Exercise instructions:
Read through the data and report every line in which the word "xlabel" occurs.

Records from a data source
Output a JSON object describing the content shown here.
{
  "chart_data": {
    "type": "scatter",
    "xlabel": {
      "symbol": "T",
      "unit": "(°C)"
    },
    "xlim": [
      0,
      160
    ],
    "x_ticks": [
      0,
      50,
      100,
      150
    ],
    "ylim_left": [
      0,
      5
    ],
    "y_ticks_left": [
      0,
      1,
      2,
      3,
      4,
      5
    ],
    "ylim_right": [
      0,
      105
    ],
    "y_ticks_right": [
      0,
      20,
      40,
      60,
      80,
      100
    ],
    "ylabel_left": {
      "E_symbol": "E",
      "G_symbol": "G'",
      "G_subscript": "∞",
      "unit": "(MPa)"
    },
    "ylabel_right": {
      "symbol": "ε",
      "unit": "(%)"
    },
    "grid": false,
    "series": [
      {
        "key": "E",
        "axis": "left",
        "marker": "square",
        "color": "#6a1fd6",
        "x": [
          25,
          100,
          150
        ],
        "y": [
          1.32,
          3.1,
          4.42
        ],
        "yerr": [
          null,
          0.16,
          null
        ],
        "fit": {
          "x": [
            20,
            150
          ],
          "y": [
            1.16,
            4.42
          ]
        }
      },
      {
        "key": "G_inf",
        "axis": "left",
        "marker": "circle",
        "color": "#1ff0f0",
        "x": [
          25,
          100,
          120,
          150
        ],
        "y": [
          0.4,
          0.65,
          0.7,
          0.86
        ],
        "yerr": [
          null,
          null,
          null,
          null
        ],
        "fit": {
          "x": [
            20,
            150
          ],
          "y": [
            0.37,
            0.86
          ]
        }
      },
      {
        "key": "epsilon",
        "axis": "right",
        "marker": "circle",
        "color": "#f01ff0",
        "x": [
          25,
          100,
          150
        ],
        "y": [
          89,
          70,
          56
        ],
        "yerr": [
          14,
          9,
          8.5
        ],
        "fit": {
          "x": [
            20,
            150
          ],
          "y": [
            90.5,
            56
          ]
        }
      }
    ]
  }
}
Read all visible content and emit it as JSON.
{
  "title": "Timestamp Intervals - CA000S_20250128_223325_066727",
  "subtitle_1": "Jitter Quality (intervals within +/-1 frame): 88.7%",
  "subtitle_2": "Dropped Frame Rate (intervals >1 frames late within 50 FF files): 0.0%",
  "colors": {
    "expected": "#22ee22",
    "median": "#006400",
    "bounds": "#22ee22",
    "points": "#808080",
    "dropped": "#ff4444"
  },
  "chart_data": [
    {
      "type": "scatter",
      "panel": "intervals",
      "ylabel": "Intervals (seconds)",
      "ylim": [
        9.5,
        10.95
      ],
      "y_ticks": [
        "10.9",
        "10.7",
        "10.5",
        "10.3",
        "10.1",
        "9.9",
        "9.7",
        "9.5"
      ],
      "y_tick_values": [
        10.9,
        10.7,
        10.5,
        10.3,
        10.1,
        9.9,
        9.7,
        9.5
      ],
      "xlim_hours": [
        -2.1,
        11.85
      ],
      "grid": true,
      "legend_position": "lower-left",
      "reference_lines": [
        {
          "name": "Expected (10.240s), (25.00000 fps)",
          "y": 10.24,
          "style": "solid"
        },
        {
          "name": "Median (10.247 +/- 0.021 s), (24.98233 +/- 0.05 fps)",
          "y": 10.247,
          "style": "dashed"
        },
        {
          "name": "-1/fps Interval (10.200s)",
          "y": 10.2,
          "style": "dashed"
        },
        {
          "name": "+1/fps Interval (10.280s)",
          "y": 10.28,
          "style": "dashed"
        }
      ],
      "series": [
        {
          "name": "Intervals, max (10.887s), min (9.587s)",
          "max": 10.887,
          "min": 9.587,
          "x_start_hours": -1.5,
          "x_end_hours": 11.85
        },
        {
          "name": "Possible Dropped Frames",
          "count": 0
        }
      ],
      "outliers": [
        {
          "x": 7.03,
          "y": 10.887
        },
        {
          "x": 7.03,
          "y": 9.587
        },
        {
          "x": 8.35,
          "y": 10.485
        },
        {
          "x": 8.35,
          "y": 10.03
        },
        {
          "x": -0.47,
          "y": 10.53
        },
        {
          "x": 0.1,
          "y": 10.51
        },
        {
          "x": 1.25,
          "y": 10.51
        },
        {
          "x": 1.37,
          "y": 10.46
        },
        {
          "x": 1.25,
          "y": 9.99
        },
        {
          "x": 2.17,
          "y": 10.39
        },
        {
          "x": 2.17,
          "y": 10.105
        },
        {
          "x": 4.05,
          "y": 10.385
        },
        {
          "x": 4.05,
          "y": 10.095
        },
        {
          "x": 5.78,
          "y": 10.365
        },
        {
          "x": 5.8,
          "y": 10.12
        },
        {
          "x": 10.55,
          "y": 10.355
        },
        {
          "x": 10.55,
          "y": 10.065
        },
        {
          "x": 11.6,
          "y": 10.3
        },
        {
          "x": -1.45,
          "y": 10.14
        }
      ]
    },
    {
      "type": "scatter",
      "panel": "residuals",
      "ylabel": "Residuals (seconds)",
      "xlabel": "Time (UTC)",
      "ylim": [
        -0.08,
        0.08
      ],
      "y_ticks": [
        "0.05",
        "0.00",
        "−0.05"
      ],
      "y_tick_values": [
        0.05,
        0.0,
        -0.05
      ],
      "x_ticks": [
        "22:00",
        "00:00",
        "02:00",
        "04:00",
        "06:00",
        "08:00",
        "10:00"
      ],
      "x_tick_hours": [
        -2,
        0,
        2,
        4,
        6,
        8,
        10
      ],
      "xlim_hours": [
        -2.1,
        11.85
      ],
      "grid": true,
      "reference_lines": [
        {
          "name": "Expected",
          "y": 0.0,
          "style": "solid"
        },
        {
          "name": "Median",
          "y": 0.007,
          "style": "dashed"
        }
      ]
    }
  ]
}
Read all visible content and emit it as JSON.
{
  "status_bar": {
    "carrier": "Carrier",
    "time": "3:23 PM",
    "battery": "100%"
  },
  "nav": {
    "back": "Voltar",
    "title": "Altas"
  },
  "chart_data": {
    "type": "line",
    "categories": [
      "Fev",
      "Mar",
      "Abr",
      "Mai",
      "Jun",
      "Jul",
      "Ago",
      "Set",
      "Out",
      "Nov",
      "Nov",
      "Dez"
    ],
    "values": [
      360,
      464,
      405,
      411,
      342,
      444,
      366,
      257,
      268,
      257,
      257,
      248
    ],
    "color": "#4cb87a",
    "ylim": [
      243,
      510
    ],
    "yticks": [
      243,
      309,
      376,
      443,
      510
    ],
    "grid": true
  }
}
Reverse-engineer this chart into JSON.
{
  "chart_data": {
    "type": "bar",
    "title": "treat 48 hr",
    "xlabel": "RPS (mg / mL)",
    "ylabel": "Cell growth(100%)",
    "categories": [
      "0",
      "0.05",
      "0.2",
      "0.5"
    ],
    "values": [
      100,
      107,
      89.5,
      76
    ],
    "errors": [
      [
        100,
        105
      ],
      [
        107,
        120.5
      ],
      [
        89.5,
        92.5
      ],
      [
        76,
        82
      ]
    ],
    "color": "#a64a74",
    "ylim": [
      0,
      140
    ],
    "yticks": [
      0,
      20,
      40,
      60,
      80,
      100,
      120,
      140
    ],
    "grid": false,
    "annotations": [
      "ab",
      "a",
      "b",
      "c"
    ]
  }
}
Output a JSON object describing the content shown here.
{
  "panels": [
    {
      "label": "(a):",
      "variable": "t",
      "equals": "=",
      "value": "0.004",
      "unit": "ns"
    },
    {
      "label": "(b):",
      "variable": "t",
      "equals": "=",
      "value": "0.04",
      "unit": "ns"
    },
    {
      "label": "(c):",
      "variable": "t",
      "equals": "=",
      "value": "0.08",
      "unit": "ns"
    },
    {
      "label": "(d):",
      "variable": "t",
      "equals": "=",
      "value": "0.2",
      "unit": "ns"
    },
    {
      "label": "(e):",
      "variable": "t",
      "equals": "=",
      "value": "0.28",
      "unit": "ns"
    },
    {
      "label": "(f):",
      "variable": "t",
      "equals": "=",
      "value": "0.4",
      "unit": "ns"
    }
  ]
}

Output for this task:
    "xlabel": {
      "xlabel": "Time (UTC)",
    "xlabel": "RPS (mg / mL)",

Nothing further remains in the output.